⟨

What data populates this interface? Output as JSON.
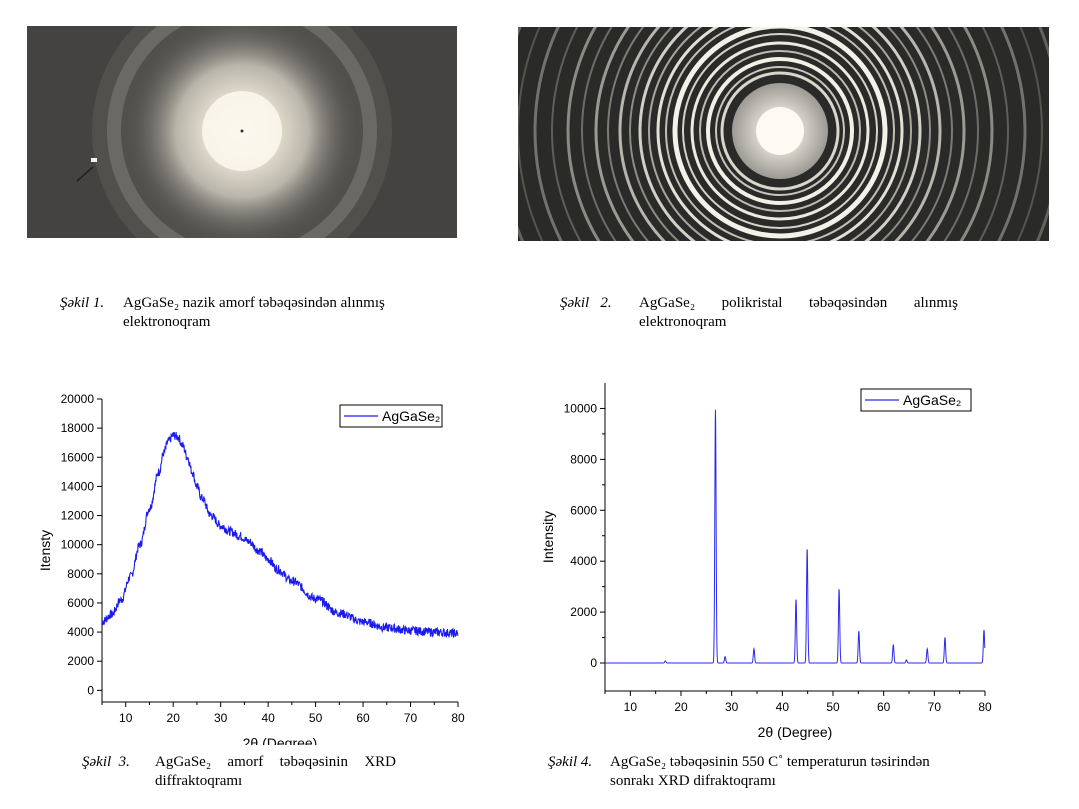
{
  "figures": [
    {
      "label": "Şəkil 1.",
      "line1": "AgGaSe₂ nazik amorf təbəqəsindən alınmış",
      "line2": "elektronoqram"
    },
    {
      "label": "Şəkil   2.",
      "line1": "AgGaSe₂   polikristal   təbəqəsindən   alınmış",
      "line2": "elektronoqram"
    },
    {
      "label": "Şəkil  3.",
      "line1": "AgGaSe₂  amorf  təbəqəsinin  XRD",
      "line2": "diffraktoqramı"
    },
    {
      "label": "Şəkil 4.",
      "line1": "AgGaSe₂ təbəqəsinin 550 C˚ temperaturun təsirindən",
      "line2": "sonrakı XRD difraktoqramı"
    }
  ],
  "chart_data": [
    {
      "type": "line",
      "title": "",
      "xlabel": "2θ (Degree)",
      "ylabel": "Itensty",
      "xlim": [
        5,
        80
      ],
      "ylim": [
        -800,
        20000
      ],
      "xticks": [
        10,
        20,
        30,
        40,
        50,
        60,
        70,
        80
      ],
      "yticks": [
        0,
        2000,
        4000,
        6000,
        8000,
        10000,
        12000,
        14000,
        16000,
        18000,
        20000
      ],
      "xtick_labels": [
        "10",
        "20",
        "30",
        "40",
        "50",
        "60",
        "70",
        "80"
      ],
      "ytick_labels": [
        "0",
        "2000",
        "4000",
        "6000",
        "8000",
        "10000",
        "12000",
        "14000",
        "16000",
        "18000",
        "20000"
      ],
      "legend_position": "top-right",
      "grid": false,
      "series": [
        {
          "name": "AgGaSe₂",
          "color": "#1a1aee",
          "x": [
            5,
            7,
            9,
            11,
            13,
            15,
            17,
            18,
            19,
            20,
            21,
            22,
            23,
            24,
            25,
            26,
            28,
            30,
            32,
            34,
            36,
            38,
            40,
            42,
            45,
            50,
            55,
            60,
            65,
            70,
            75,
            80
          ],
          "y": [
            4700,
            5200,
            6200,
            7800,
            10000,
            12500,
            15000,
            16300,
            17100,
            17500,
            17400,
            16800,
            16000,
            15000,
            14000,
            13200,
            12000,
            11300,
            10900,
            10600,
            10200,
            9600,
            9000,
            8300,
            7500,
            6300,
            5300,
            4700,
            4300,
            4100,
            4000,
            3900
          ]
        }
      ]
    },
    {
      "type": "line",
      "title": "",
      "xlabel": "2θ (Degree)",
      "ylabel": "Intensity",
      "xlim": [
        5,
        80
      ],
      "ylim": [
        -1100,
        11000
      ],
      "xticks": [
        10,
        20,
        30,
        40,
        50,
        60,
        70,
        80
      ],
      "yticks": [
        0,
        2000,
        4000,
        6000,
        8000,
        10000
      ],
      "xtick_labels": [
        "10",
        "20",
        "30",
        "40",
        "50",
        "60",
        "70",
        "80"
      ],
      "ytick_labels": [
        "0",
        "2000",
        "4000",
        "6000",
        "8000",
        "10000"
      ],
      "legend_position": "top-right",
      "grid": false,
      "series": [
        {
          "name": "AgGaSe₂",
          "color": "#2a2aee",
          "baseline": 0,
          "peaks": [
            {
              "x": 16.9,
              "y": 80
            },
            {
              "x": 26.8,
              "y": 9950
            },
            {
              "x": 28.7,
              "y": 250
            },
            {
              "x": 34.4,
              "y": 560
            },
            {
              "x": 42.7,
              "y": 2500
            },
            {
              "x": 44.9,
              "y": 4500
            },
            {
              "x": 51.2,
              "y": 2900
            },
            {
              "x": 55.1,
              "y": 1250
            },
            {
              "x": 61.9,
              "y": 720
            },
            {
              "x": 64.5,
              "y": 120
            },
            {
              "x": 68.6,
              "y": 560
            },
            {
              "x": 72.1,
              "y": 1000
            },
            {
              "x": 79.8,
              "y": 1300
            }
          ]
        }
      ]
    }
  ]
}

⟩

◆ Problem statement
Say how many lines in the entries contain the string "amorf", and leave out everything else.

◆ Written solution
2